● **Dataset extract**
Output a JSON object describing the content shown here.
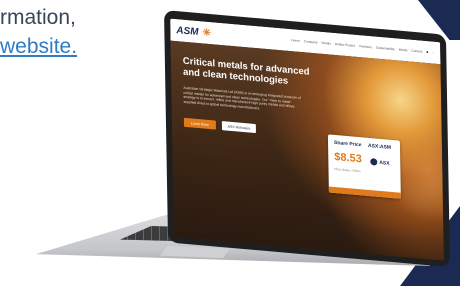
{
  "intro": {
    "line1": "rmation,",
    "line2": "website."
  },
  "site": {
    "logo": "ASM",
    "nav": [
      "Home",
      "Company",
      "Metals",
      "Dubbo Project",
      "Investors",
      "Sustainability",
      "Media",
      "Contact"
    ],
    "hero_title_1": "Critical metals for advanced",
    "hero_title_2": "and clean technologies",
    "hero_text": "Australian Strategic Materials Ltd (ASM) is an emerging integrated producer of critical metals for advanced and clean technologies. Our \"mine to metal\" strategy is to extract, refine and manufacture high purity metals and alloys, supplied direct to global technology manufacturers.",
    "learn_more": "Learn More",
    "asx_releases": "ASX Releases"
  },
  "share_card": {
    "label": "Share Price",
    "ticker": "ASX:ASM",
    "price": "$8.53",
    "note": "Price Delay ~20min",
    "exchange": "ASX"
  },
  "colors": {
    "navy": "#1a2a52",
    "orange": "#e07b1b",
    "link_blue": "#2f7cc4"
  }
}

● **Exercise objective**
Every record must be copied exactly, with images dropped from the result.

● **Exercise output**
Output a JSON object describing the content shown here.
{
  "intro": {
    "line1": "rmation,",
    "line2": "website."
  },
  "site": {
    "logo": "ASM",
    "nav": [
      "Home",
      "Company",
      "Metals",
      "Dubbo Project",
      "Investors",
      "Sustainability",
      "Media",
      "Contact"
    ],
    "hero_title_1": "Critical metals for advanced",
    "hero_title_2": "and clean technologies",
    "hero_text": "Australian Strategic Materials Ltd (ASM) is an emerging integrated producer of critical metals for advanced and clean technologies. Our \"mine to metal\" strategy is to extract, refine and manufacture high purity metals and alloys, supplied direct to global technology manufacturers.",
    "learn_more": "Learn More",
    "asx_releases": "ASX Releases"
  },
  "share_card": {
    "label": "Share Price",
    "ticker": "ASX:ASM",
    "price": "$8.53",
    "note": "Price Delay ~20min",
    "exchange": "ASX"
  },
  "colors": {
    "navy": "#1a2a52",
    "orange": "#e07b1b",
    "link_blue": "#2f7cc4"
  }
}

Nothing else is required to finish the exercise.